Updated: March 25, 2005, 11:05 AM ET
Stockton's PPR makes Nash's year seem routine


By John Hollinger, ESPN Insider

Ever done something out of habit even though you know it doesn't make any sense?

You're not alone. NBA execs do it, too. For a good example, consider how they evaluate point guards.

Coaches and personnel people almost instinctively look to a player's assist/turnover ratio to check how he's doing. But ask them why they look at assist/turnover ratio, and you'll get lots of blank stares and convoluted answers. Probe further, asking if they think Reggie Miller would make a better point guard than Steve Nash, and you'll quickly get a series of guffaws. But guess who had the better assist/turnover ratio last year?

Yet, in spite of the logical disconnect of a name like Miller's showing up near the top of the list, some still insist on using assist/turnover ratio to gauge point guards. They're getting some confusing information. For instance, this year's leader, for a second straight season, isn't Nash. It isn't Jason Kidd or Baron Davis or Brevin Knight, either. It's (drumroll, please) … Antonio Daniels. Does that mean Daniels is really better than those guys at running a team? Of course not.
* * * * * * * * *
- [Problems to work on]
1. In the piece about judging point guards by assist/turnover ratio, who leads the league in that ratio this year?
2. Carry on the piece about judging point guards by assist/turnover ratio, starting right after its final sentence.
* * * * * * * * *
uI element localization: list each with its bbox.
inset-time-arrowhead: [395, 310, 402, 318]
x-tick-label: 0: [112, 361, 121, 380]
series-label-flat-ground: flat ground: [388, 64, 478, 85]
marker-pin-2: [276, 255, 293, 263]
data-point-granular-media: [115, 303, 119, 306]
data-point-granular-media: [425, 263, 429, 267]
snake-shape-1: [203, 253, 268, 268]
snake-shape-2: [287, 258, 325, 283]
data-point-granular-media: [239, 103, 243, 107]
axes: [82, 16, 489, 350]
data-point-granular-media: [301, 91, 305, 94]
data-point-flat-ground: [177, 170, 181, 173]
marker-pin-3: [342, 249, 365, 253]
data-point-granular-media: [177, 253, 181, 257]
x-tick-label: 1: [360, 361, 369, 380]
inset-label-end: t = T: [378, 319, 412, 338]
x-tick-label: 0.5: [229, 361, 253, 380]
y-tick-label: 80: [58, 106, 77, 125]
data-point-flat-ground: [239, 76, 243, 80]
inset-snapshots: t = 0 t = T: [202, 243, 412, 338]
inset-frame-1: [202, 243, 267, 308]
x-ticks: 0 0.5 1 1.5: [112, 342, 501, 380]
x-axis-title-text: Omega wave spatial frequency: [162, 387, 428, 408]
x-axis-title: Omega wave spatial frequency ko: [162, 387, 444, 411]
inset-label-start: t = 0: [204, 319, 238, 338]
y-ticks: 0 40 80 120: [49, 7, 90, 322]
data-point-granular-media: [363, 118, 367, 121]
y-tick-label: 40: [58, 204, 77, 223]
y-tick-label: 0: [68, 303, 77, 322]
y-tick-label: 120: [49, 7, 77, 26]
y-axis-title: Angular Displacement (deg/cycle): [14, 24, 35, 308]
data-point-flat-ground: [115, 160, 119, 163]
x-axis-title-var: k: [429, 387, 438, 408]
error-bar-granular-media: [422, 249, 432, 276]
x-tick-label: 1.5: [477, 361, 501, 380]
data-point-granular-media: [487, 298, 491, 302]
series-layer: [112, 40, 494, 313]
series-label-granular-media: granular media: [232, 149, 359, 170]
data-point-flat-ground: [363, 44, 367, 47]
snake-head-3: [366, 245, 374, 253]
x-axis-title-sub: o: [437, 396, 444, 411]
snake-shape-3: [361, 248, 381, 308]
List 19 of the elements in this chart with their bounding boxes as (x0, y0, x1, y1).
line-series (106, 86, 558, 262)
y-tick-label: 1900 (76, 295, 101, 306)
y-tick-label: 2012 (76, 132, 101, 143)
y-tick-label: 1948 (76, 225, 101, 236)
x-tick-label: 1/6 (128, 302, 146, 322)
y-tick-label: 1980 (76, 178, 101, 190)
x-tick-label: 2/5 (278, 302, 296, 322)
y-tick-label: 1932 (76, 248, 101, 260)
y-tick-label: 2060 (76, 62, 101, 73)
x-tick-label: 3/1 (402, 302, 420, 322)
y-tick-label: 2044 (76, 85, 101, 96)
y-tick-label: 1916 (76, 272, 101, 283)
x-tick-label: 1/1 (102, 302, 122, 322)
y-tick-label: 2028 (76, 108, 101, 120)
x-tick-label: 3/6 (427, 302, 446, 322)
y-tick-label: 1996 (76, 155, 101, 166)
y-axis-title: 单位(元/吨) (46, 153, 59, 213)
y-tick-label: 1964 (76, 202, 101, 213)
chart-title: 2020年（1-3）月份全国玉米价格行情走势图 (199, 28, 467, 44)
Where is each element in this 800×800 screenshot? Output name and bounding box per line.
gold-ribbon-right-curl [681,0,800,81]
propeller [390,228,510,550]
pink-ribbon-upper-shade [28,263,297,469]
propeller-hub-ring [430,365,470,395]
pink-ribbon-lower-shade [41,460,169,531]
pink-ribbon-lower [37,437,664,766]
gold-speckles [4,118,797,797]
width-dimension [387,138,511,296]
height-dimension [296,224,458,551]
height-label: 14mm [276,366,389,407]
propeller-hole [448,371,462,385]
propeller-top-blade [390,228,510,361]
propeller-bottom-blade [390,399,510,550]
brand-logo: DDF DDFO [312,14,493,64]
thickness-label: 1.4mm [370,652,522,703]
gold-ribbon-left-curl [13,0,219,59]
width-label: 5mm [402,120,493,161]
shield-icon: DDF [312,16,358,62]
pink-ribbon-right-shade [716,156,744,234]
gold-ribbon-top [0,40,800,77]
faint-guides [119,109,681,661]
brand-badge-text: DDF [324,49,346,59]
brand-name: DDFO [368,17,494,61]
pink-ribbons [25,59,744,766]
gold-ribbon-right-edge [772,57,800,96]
* * * * * * * * *
- [Responses by task]
1. Antonio Daniels, for a second straight season.

2.
What it really means is almost nothing, because assist/turnover ratio is a flawed stat. The problem isn't with "assist" or "turnover," it's with the "ratio."

Using a ratio is faulty for two reasons. First, it assumes assists and turnovers are equal, when in fact a turnover is more costly than an assist is helpful.

Second, it equates very different amounts of productivity. If Player A just sits in the corner all season and finishes with three assists and one turnover, while Player B directs the offense all year and has 300 assists and 101 turnovers, then according to assist/turnover ratio, we should assume that Player A is "better" at running the offense.

Fortunately, there's an easy way to fix assist/turnover ratio. It's a stat I call Pure Point Rating, and it mends the two flaws I mentioned.

First, it adjusts for the fact that assists do less good than turnovers do harm by multiplying assists by two-thirds. There's a factual basis in this. As I noted in a recent column, of the three acts of creating the basket (getting open, making the pass and making the shot), the passer does one. So we give him one-third of the credit of a 2-point basket, or about two-thirds of a point. Since turnovers cost almost exactly one point (teams average about 1.02 points per possession), we needn't make any adjustments to that part of the equation.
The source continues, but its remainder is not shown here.